> _Task directions_:
Quote all of the data below exactly, please.

[BEGIN The input]

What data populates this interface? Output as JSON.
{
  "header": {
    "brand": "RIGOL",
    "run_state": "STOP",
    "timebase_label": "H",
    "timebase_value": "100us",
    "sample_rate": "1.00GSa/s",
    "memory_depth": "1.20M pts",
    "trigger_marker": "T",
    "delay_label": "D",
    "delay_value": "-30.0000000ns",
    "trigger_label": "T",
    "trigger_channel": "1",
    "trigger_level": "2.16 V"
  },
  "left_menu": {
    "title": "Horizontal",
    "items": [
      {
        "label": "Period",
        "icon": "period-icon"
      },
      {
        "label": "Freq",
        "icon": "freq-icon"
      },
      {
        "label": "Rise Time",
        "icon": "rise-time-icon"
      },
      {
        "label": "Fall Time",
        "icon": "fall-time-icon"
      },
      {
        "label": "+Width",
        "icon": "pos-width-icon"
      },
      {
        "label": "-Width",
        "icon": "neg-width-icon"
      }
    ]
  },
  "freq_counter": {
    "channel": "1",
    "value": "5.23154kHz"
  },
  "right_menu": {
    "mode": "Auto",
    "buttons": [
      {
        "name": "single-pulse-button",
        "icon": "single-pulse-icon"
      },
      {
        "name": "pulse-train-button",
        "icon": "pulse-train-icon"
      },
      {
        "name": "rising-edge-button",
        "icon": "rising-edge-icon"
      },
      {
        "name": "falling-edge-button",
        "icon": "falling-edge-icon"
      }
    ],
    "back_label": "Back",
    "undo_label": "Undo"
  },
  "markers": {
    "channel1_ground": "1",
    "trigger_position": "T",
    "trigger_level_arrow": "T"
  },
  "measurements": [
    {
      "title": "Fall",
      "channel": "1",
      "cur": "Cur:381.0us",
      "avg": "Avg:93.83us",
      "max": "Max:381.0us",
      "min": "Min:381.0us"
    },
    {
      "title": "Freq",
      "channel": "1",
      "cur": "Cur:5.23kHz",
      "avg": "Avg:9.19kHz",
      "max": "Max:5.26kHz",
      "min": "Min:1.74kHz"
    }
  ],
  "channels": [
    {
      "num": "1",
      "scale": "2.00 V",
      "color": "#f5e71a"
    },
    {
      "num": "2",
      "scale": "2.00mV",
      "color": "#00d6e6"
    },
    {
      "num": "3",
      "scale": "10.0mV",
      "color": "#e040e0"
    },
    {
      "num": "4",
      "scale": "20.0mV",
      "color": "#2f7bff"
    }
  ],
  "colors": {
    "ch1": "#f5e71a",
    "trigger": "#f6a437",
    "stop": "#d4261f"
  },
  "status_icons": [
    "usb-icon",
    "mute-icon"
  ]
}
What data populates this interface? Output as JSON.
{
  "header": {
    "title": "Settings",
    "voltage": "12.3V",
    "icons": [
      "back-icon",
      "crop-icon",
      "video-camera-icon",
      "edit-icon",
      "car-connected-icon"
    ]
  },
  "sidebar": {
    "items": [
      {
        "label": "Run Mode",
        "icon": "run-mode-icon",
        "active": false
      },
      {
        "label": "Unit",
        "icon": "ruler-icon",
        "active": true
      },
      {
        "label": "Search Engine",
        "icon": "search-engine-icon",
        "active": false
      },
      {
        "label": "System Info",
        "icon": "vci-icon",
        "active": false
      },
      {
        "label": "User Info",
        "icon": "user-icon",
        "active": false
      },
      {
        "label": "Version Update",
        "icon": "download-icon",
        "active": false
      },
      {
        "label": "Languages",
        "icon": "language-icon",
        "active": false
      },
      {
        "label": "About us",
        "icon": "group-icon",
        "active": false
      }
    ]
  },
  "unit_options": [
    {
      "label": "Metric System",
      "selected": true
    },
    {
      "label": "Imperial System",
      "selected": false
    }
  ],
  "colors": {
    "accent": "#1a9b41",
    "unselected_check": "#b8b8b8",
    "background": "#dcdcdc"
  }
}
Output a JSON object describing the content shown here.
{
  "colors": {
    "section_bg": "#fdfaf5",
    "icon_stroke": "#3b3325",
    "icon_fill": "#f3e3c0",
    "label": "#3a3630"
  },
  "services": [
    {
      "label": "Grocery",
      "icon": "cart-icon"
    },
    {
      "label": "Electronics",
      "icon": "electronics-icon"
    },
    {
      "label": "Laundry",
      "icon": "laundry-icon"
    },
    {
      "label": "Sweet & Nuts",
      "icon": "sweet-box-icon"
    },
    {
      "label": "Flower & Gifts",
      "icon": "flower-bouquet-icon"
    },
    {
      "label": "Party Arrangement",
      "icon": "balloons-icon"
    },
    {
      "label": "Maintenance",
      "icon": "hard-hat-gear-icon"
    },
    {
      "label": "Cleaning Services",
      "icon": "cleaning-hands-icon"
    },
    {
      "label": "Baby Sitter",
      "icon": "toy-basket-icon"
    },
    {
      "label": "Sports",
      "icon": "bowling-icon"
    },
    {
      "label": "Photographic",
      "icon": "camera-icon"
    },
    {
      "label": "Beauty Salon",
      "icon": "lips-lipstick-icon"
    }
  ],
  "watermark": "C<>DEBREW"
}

[END The input]

> _Response below_:
What data populates this interface? Output as JSON.
{
  "header": {
    "brand": "RIGOL",
    "run_state": "STOP",
    "timebase_label": "H",
    "timebase_value": "100us",
    "sample_rate": "1.00GSa/s",
    "memory_depth": "1.20M pts",
    "trigger_marker": "T",
    "delay_label": "D",
    "delay_value": "-30.0000000ns",
    "trigger_label": "T",
    "trigger_channel": "1",
    "trigger_level": "2.16 V"
  },
  "left_menu": {
    "title": "Horizontal",
    "items": [
      {
        "label": "Period",
        "icon": "period-icon"
      },
      {
        "label": "Freq",
        "icon": "freq-icon"
      },
      {
        "label": "Rise Time",
        "icon": "rise-time-icon"
      },
      {
        "label": "Fall Time",
        "icon": "fall-time-icon"
      },
      {
        "label": "+Width",
        "icon": "pos-width-icon"
      },
      {
        "label": "-Width",
        "icon": "neg-width-icon"
      }
    ]
  },
  "freq_counter": {
    "channel": "1",
    "value": "5.23154kHz"
  },
  "right_menu": {
    "mode": "Auto",
    "buttons": [
      {
        "name": "single-pulse-button",
        "icon": "single-pulse-icon"
      },
      {
        "name": "pulse-train-button",
        "icon": "pulse-train-icon"
      },
      {
        "name": "rising-edge-button",
        "icon": "rising-edge-icon"
      },
      {
        "name": "falling-edge-button",
        "icon": "falling-edge-icon"
      }
    ],
    "back_label": "Back",
    "undo_label": "Undo"
  },
  "markers": {
    "channel1_ground": "1",
    "trigger_position": "T",
    "trigger_level_arrow": "T"
  },
  "measurements": [
    {
      "title": "Fall",
      "channel": "1",
      "cur": "Cur:381.0us",
      "avg": "Avg:93.83us",
      "max": "Max:381.0us",
      "min": "Min:381.0us"
    },
    {
      "title": "Freq",
      "channel": "1",
      "cur": "Cur:5.23kHz",
      "avg": "Avg:9.19kHz",
      "max": "Max:5.26kHz",
      "min": "Min:1.74kHz"
    }
  ],
  "channels": [
    {
      "num": "1",
      "scale": "2.00 V",
      "color": "#f5e71a"
    },
    {
      "num": "2",
      "scale": "2.00mV",
      "color": "#00d6e6"
    },
    {
      "num": "3",
      "scale": "10.0mV",
      "color": "#e040e0"
    },
    {
      "num": "4",
      "scale": "20.0mV",
      "color": "#2f7bff"
    }
  ],
  "colors": {
    "ch1": "#f5e71a",
    "trigger": "#f6a437",
    "stop": "#d4261f"
  },
  "status_icons": [
    "usb-icon",
    "mute-icon"
  ]
}
What data populates this interface? Output as JSON.
{
  "header": {
    "title": "Settings",
    "voltage": "12.3V",
    "icons": [
      "back-icon",
      "crop-icon",
      "video-camera-icon",
      "edit-icon",
      "car-connected-icon"
    ]
  },
  "sidebar": {
    "items": [
      {
        "label": "Run Mode",
        "icon": "run-mode-icon",
        "active": false
      },
      {
        "label": "Unit",
        "icon": "ruler-icon",
        "active": true
      },
      {
        "label": "Search Engine",
        "icon": "search-engine-icon",
        "active": false
      },
      {
        "label": "System Info",
        "icon": "vci-icon",
        "active": false
      },
      {
        "label": "User Info",
        "icon": "user-icon",
        "active": false
      },
      {
        "label": "Version Update",
        "icon": "download-icon",
        "active": false
      },
      {
        "label": "Languages",
        "icon": "language-icon",
        "active": false
      },
      {
        "label": "About us",
        "icon": "group-icon",
        "active": false
      }
    ]
  },
  "unit_options": [
    {
      "label": "Metric System",
      "selected": true
    },
    {
      "label": "Imperial System",
      "selected": false
    }
  ],
  "colors": {
    "accent": "#1a9b41",
    "unselected_check": "#b8b8b8",
    "background": "#dcdcdc"
  }
}
Output a JSON object describing the content shown here.
{
  "colors": {
    "section_bg": "#fdfaf5",
    "icon_stroke": "#3b3325",
    "icon_fill": "#f3e3c0",
    "label": "#3a3630"
  },
  "services": [
    {
      "label": "Grocery",
      "icon": "cart-icon"
    },
    {
      "label": "Electronics",
      "icon": "electronics-icon"
    },
    {
      "label": "Laundry",
      "icon": "laundry-icon"
    },
    {
      "label": "Sweet & Nuts",
      "icon": "sweet-box-icon"
    },
    {
      "label": "Flower & Gifts",
      "icon": "flower-bouquet-icon"
    },
    {
      "label": "Party Arrangement",
      "icon": "balloons-icon"
    },
    {
      "label": "Maintenance",
      "icon": "hard-hat-gear-icon"
    },
    {
      "label": "Cleaning Services",
      "icon": "cleaning-hands-icon"
    },
    {
      "label": "Baby Sitter",
      "icon": "toy-basket-icon"
    },
    {
      "label": "Sports",
      "icon": "bowling-icon"
    },
    {
      "label": "Photographic",
      "icon": "camera-icon"
    },
    {
      "label": "Beauty Salon",
      "icon": "lips-lipstick-icon"
    }
  ],
  "watermark": "C<>DEBREW"
}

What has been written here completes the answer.